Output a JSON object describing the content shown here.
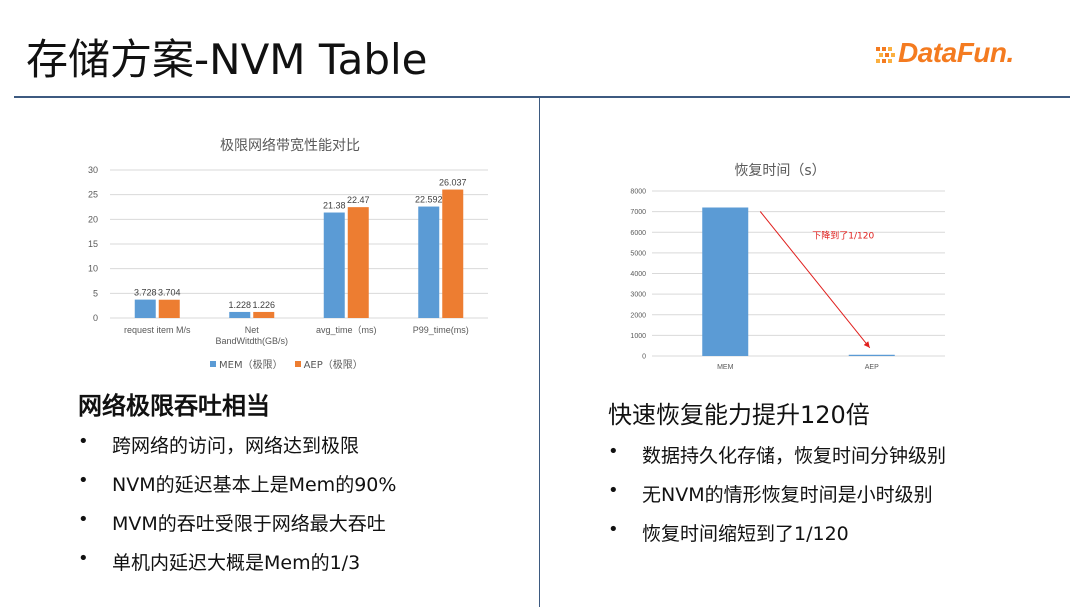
{
  "slide": {
    "title": "存储方案-NVM Table",
    "logo_text": "DataFun.",
    "accent_color": "#f47b20",
    "divider_color": "#3d5a80"
  },
  "left": {
    "heading": "网络极限吞吐相当",
    "bullets": [
      "跨网络的访问，网络达到极限",
      "NVM的延迟基本上是Mem的90%",
      "MVM的吞吐受限于网络最大吞吐",
      "单机内延迟大概是Mem的1/3"
    ]
  },
  "right": {
    "heading": "快速恢复能力提升120倍",
    "bullets": [
      "数据持久化存储，恢复时间分钟级别",
      "无NVM的情形恢复时间是小时级别",
      "恢复时间缩短到了1/120"
    ]
  },
  "chart_data": [
    {
      "type": "bar",
      "title": "极限网络带宽性能对比",
      "categories": [
        "request item M/s",
        "Net BandWitdth(GB/s)",
        "avg_time（ms)",
        "P99_time(ms)"
      ],
      "category_lines": [
        [
          "request item M/s"
        ],
        [
          "Net",
          "BandWitdth(GB/s)"
        ],
        [
          "avg_time（ms)"
        ],
        [
          "P99_time(ms)"
        ]
      ],
      "series": [
        {
          "name": "MEM（极限）",
          "color": "#5b9bd5",
          "values": [
            3.728,
            1.228,
            21.38,
            22.592
          ],
          "labels": [
            "3.728",
            "1.228",
            "21.38",
            "22.592"
          ]
        },
        {
          "name": "AEP（极限）",
          "color": "#ed7d31",
          "values": [
            3.704,
            1.226,
            22.47,
            26.037
          ],
          "labels": [
            "3.704",
            "1.226",
            "22.47",
            "26.037"
          ]
        }
      ],
      "ylim": [
        0,
        30
      ],
      "yticks": [
        "0",
        "5",
        "10",
        "15",
        "20",
        "25",
        "30"
      ],
      "grid": true,
      "legend": "bottom"
    },
    {
      "type": "bar",
      "title": "恢复时间（s）",
      "categories": [
        "MEM",
        "AEP"
      ],
      "series": [
        {
          "color": "#5b9bd5",
          "values": [
            7200,
            60
          ]
        }
      ],
      "ylim": [
        0,
        8000
      ],
      "yticks": [
        "0",
        "1000",
        "2000",
        "3000",
        "4000",
        "5000",
        "6000",
        "7000",
        "8000"
      ],
      "grid": true,
      "annotation": "下降到了1/120",
      "annotation_color": "#e0201e"
    }
  ]
}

WHAT YOU WILL DO
Without the pictures, repeat the listing above exactly.

TASK RESULT
Output a JSON object describing the content shown here.
{
  "slide": {
    "title": "存储方案-NVM Table",
    "logo_text": "DataFun.",
    "accent_color": "#f47b20",
    "divider_color": "#3d5a80"
  },
  "left": {
    "heading": "网络极限吞吐相当",
    "bullets": [
      "跨网络的访问，网络达到极限",
      "NVM的延迟基本上是Mem的90%",
      "MVM的吞吐受限于网络最大吞吐",
      "单机内延迟大概是Mem的1/3"
    ]
  },
  "right": {
    "heading": "快速恢复能力提升120倍",
    "bullets": [
      "数据持久化存储，恢复时间分钟级别",
      "无NVM的情形恢复时间是小时级别",
      "恢复时间缩短到了1/120"
    ]
  },
  "chart_data": [
    {
      "type": "bar",
      "title": "极限网络带宽性能对比",
      "categories": [
        "request item M/s",
        "Net BandWitdth(GB/s)",
        "avg_time（ms)",
        "P99_time(ms)"
      ],
      "category_lines": [
        [
          "request item M/s"
        ],
        [
          "Net",
          "BandWitdth(GB/s)"
        ],
        [
          "avg_time（ms)"
        ],
        [
          "P99_time(ms)"
        ]
      ],
      "series": [
        {
          "name": "MEM（极限）",
          "color": "#5b9bd5",
          "values": [
            3.728,
            1.228,
            21.38,
            22.592
          ],
          "labels": [
            "3.728",
            "1.228",
            "21.38",
            "22.592"
          ]
        },
        {
          "name": "AEP（极限）",
          "color": "#ed7d31",
          "values": [
            3.704,
            1.226,
            22.47,
            26.037
          ],
          "labels": [
            "3.704",
            "1.226",
            "22.47",
            "26.037"
          ]
        }
      ],
      "ylim": [
        0,
        30
      ],
      "yticks": [
        "0",
        "5",
        "10",
        "15",
        "20",
        "25",
        "30"
      ],
      "grid": true,
      "legend": "bottom"
    },
    {
      "type": "bar",
      "title": "恢复时间（s）",
      "categories": [
        "MEM",
        "AEP"
      ],
      "series": [
        {
          "color": "#5b9bd5",
          "values": [
            7200,
            60
          ]
        }
      ],
      "ylim": [
        0,
        8000
      ],
      "yticks": [
        "0",
        "1000",
        "2000",
        "3000",
        "4000",
        "5000",
        "6000",
        "7000",
        "8000"
      ],
      "grid": true,
      "annotation": "下降到了1/120",
      "annotation_color": "#e0201e"
    }
  ]
}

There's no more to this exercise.